A run of records
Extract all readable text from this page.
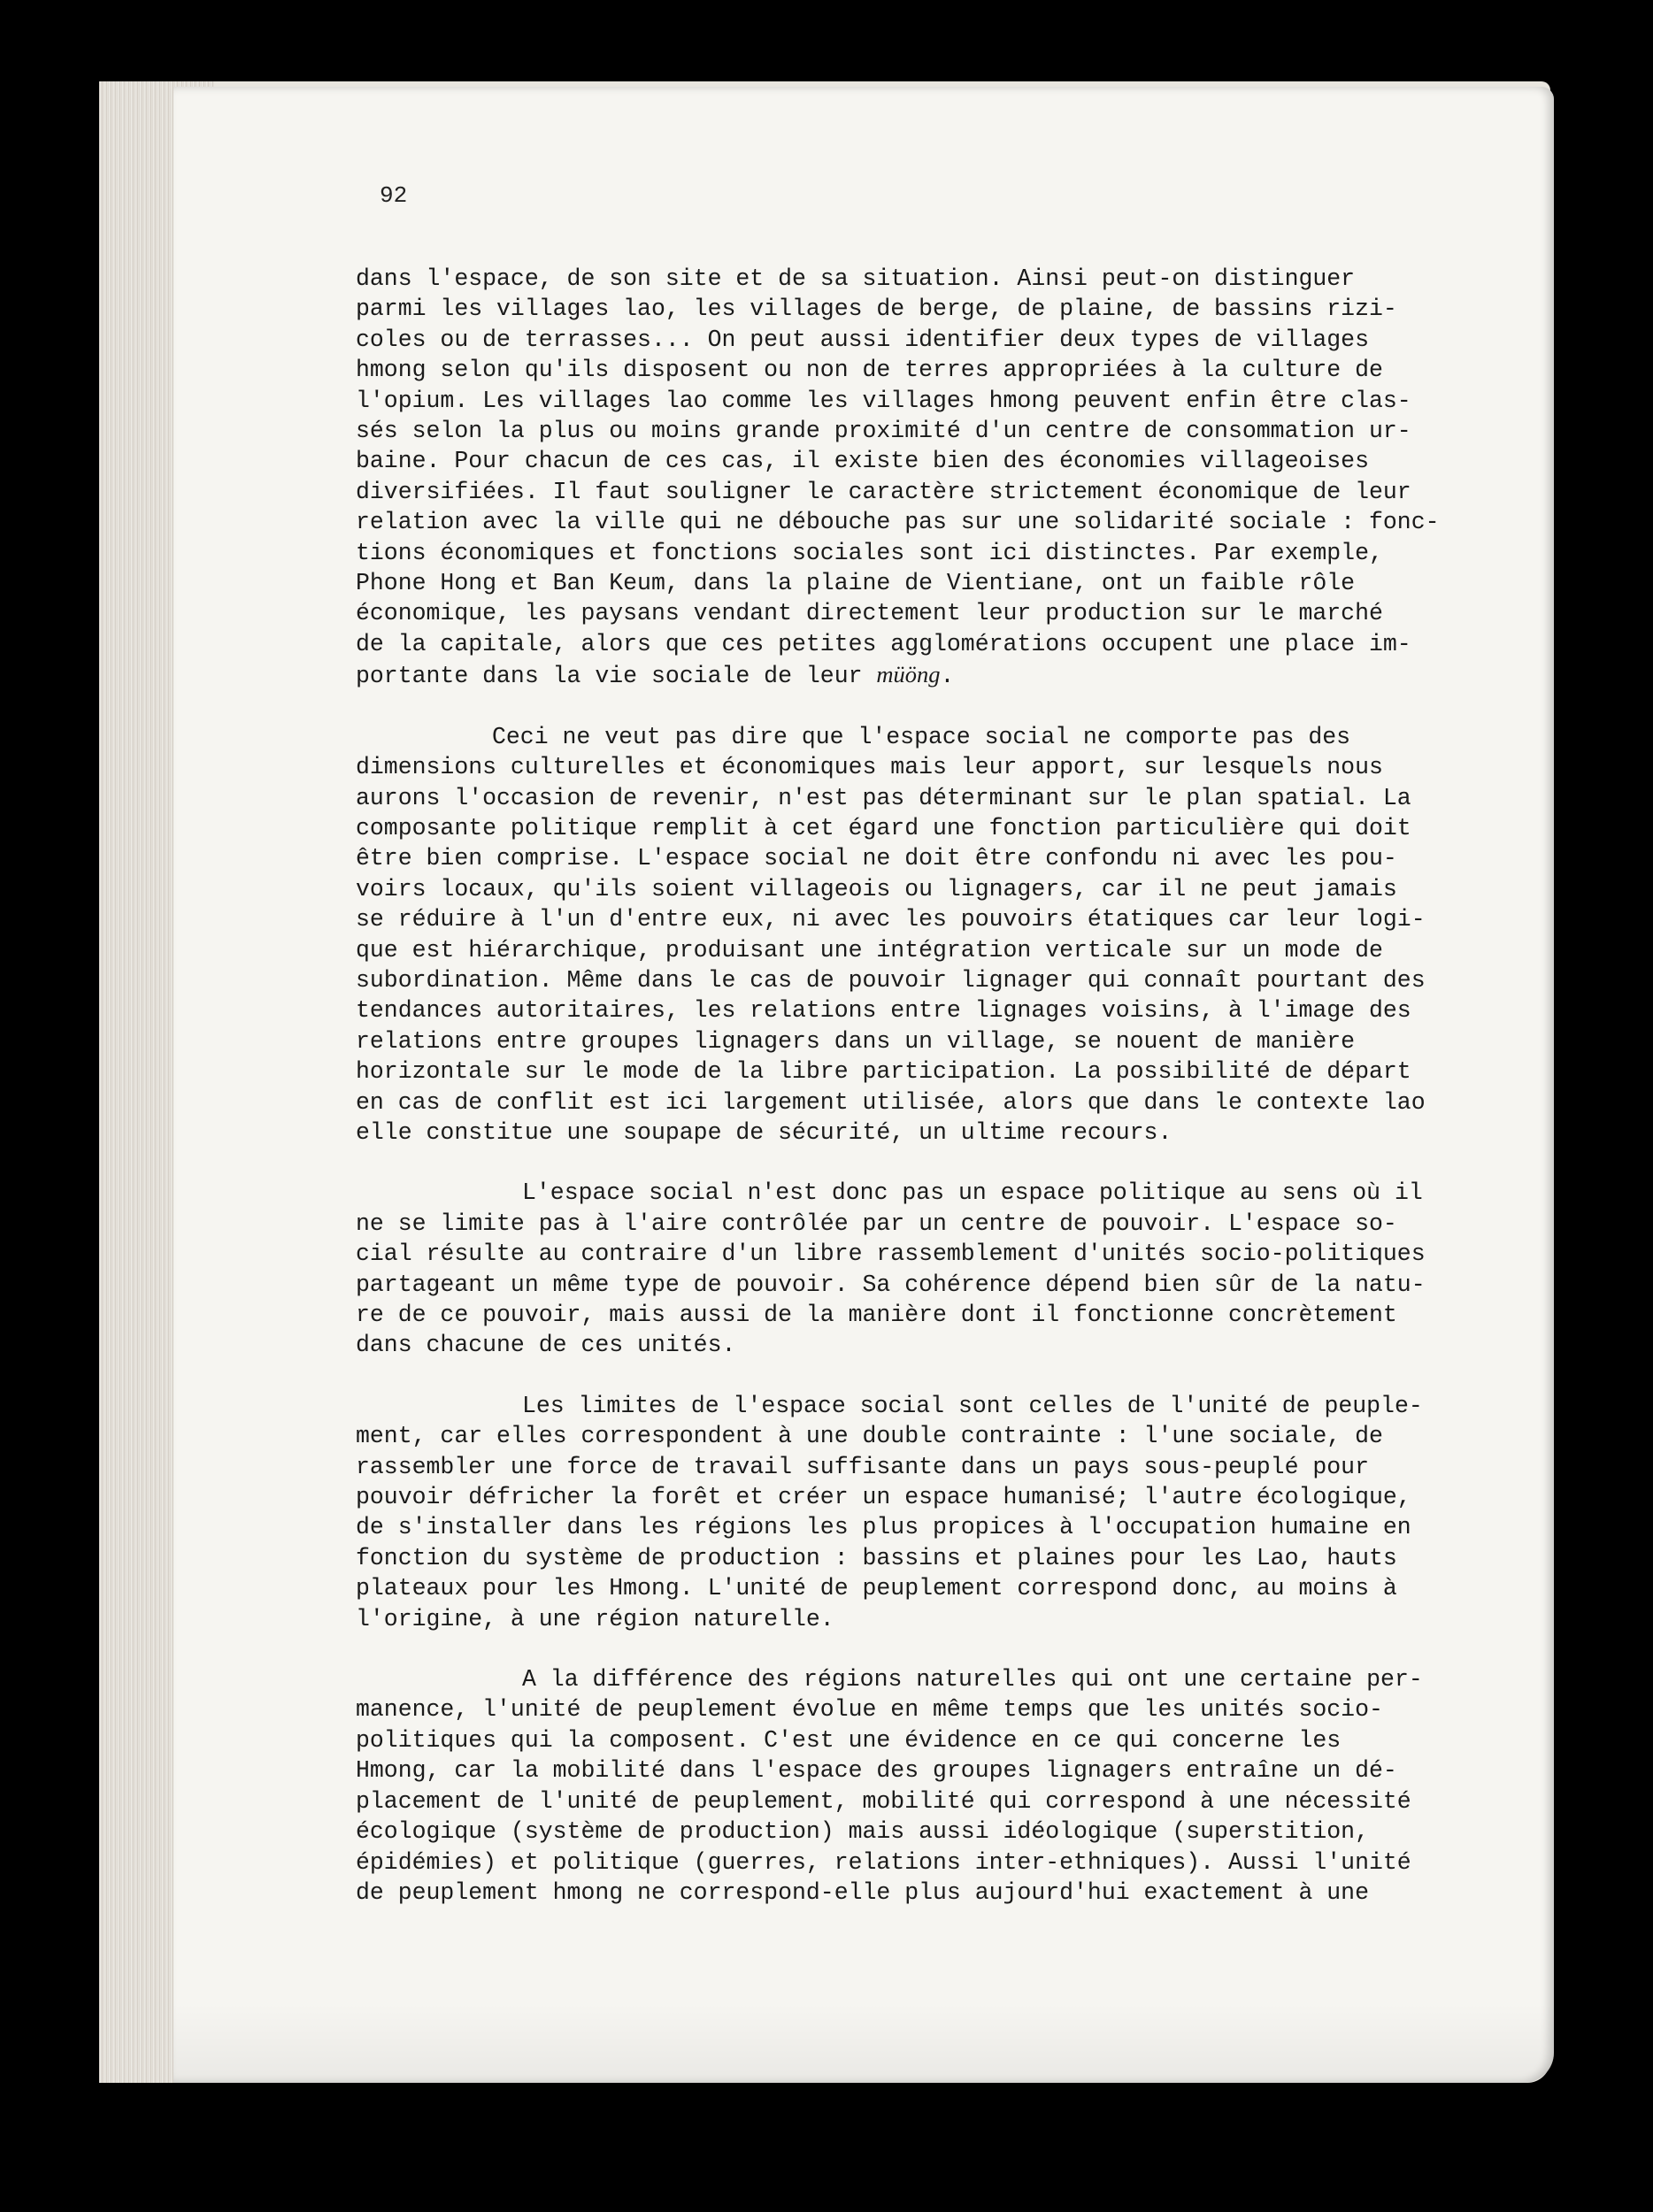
92

dans l'espace, de son site et de sa situation. Ainsi peut-on distinguer
parmi les villages lao, les villages de berge, de plaine, de bassins rizi-
coles ou de terrasses... On peut aussi identifier deux types de villages
hmong selon qu'ils disposent ou non de terres appropriées à la culture de
l'opium. Les villages lao comme les villages hmong peuvent enfin être clas-
sés selon la plus ou moins grande proximité d'un centre de consommation ur-
baine. Pour chacun de ces cas, il existe bien des économies villageoises
diversifiées. Il faut souligner le caractère strictement économique de leur
relation avec la ville qui ne débouche pas sur une solidarité sociale : fonc-
tions économiques et fonctions sociales sont ici distinctes. Par exemple,
Phone Hong et Ban Keum, dans la plaine de Vientiane, ont un faible rôle
économique, les paysans vendant directement leur production sur le marché
de la capitale, alors que ces petites agglomérations occupent une place im-
portante dans la vie sociale de leur müöng.

Ceci ne veut pas dire que l'espace social ne comporte pas des
dimensions culturelles et économiques mais leur apport, sur lesquels nous
aurons l'occasion de revenir, n'est pas déterminant sur le plan spatial. La
composante politique remplit à cet égard une fonction particulière qui doit
être bien comprise. L'espace social ne doit être confondu ni avec les pou-
voirs locaux, qu'ils soient villageois ou lignagers, car il ne peut jamais
se réduire à l'un d'entre eux, ni avec les pouvoirs étatiques car leur logi-
que est hiérarchique, produisant une intégration verticale sur un mode de
subordination. Même dans le cas de pouvoir lignager qui connaît pourtant des
tendances autoritaires, les relations entre lignages voisins, à l'image des
relations entre groupes lignagers dans un village, se nouent de manière
horizontale sur le mode de la libre participation. La possibilité de départ
en cas de conflit est ici largement utilisée, alors que dans le contexte lao
elle constitue une soupape de sécurité, un ultime recours.

L'espace social n'est donc pas un espace politique au sens où il
ne se limite pas à l'aire contrôlée par un centre de pouvoir. L'espace so-
cial résulte au contraire d'un libre rassemblement d'unités socio-politiques
partageant un même type de pouvoir. Sa cohérence dépend bien sûr de la natu-
re de ce pouvoir, mais aussi de la manière dont il fonctionne concrètement
dans chacune de ces unités.

Les limites de l'espace social sont celles de l'unité de peuple-
ment, car elles correspondent à une double contrainte : l'une sociale, de
rassembler une force de travail suffisante dans un pays sous-peuplé pour
pouvoir défricher la forêt et créer un espace humanisé; l'autre écologique,
de s'installer dans les régions les plus propices à l'occupation humaine en
fonction du système de production : bassins et plaines pour les Lao, hauts
plateaux pour les Hmong. L'unité de peuplement correspond donc, au moins à
l'origine, à une région naturelle.

A la différence des régions naturelles qui ont une certaine per-
manence, l'unité de peuplement évolue en même temps que les unités socio-
politiques qui la composent. C'est une évidence en ce qui concerne les
Hmong, car la mobilité dans l'espace des groupes lignagers entraîne un dé-
placement de l'unité de peuplement, mobilité qui correspond à une nécessité
écologique (système de production) mais aussi idéologique (superstition,
épidémies) et politique (guerres, relations inter-ethniques). Aussi l'unité
de peuplement hmong ne correspond-elle plus aujourd'hui exactement à une
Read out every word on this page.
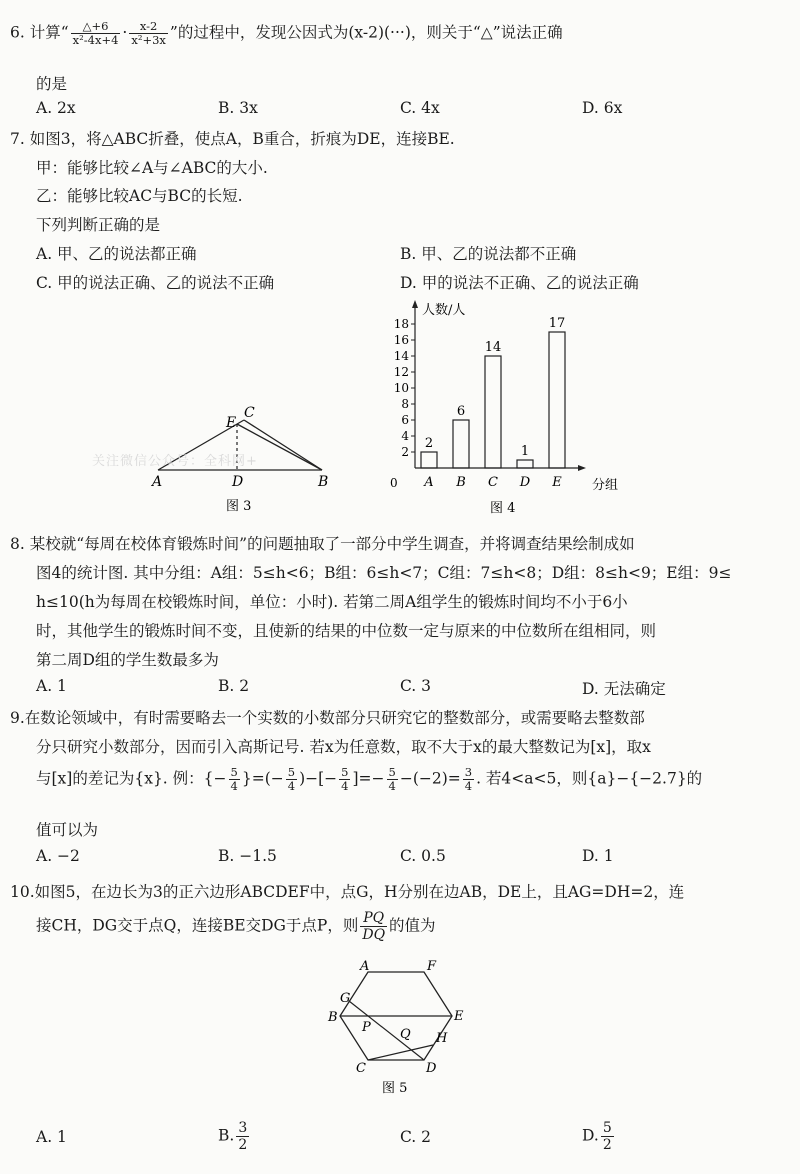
6. 计算“ $\frac{\triangle+6}{\text{x²-4x+4}} \cdot \frac{x-2}{\text{x²+3x}}$ ”的过程中，发现公因式为(x-2)(···)，则关于“△”说法正确
的是
A. 2x	B. 3x	C. 4x	D. 6x
7. 如图3，将△ABC折叠，使点A，B重合，折痕为DE，连接BE.
甲：能够比较∠A与∠ABC的大小.
乙：能够比较AC与BC的长短.
下列判断正确的是
A. 甲、乙的说法都正确	B. 甲、乙的说法都不正确
C. 甲的说法正确、乙的说法不正确	D. 甲的说法不正确、乙的说法正确
A	B
C
E
D
图 3
关注微信公众号：全科网+
2
4
6
8
10
12
14
16
18
2
A
6
B
14
C
1
D
17
E
人数/人
分组
0
图 4
8. 某校就“每周在校体育锻炼时间”的问题抽取了一部分中学生调查，并将调查结果绘制成如
图4的统计图. 其中分组：A组：5≤h<6；B组：6≤h<7；C组：7≤h<8；D组：8≤h<9；E组：9≤
h≤10(h为每周在校锻炼时间，单位：小时). 若第二周A组学生的锻炼时间均不小于6小
时，其他学生的锻炼时间不变，且使新的结果的中位数一定与原来的中位数所在组相同，则
第二周D组的学生数最多为
A. 1	B. 2	C. 3	D. 无法确定
9.在数论领域中，有时需要略去一个实数的小数部分只研究它的整数部分，或需要略去整数部
分只研究小数部分，因而引入高斯记号. 若x为任意数，取不大于x的最大整数记为[x]，取x
与[x]的差记为{x}. 例：{− $\frac{5}{4}$ }=(− $\frac{5}{4}$ )−[− $\frac{5}{4}$ ]=− $\frac{5}{4} -(-2)= \frac{3}{4}$ . 若4<a<5，则{a}−{−2.7}的
值可以为
A. −2	B. −1.5	C. 0.5	D. 1
10.如图5，在边长为3的正六边形ABCDEF中，点G，H分别在边AB，DE上，且AG=DH=2，连
接CH，DG交于点Q，连接BE交DG于点P，则 $\frac{PQ}{DQ}$ 的值为
A	F
G
B	E
P Q H
C	D
图 5
A. 1	B. $\frac{3}{2}$	C. 2	D. $\frac{5}{2}$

• _To do_:
Write out each line of the data that holds the string "économiques".

• _Answer in full_:
tions économiques et fonctions sociales sont ici distinctes. Par exemple,
dimensions culturelles et économiques mais leur apport, sur lesquels nous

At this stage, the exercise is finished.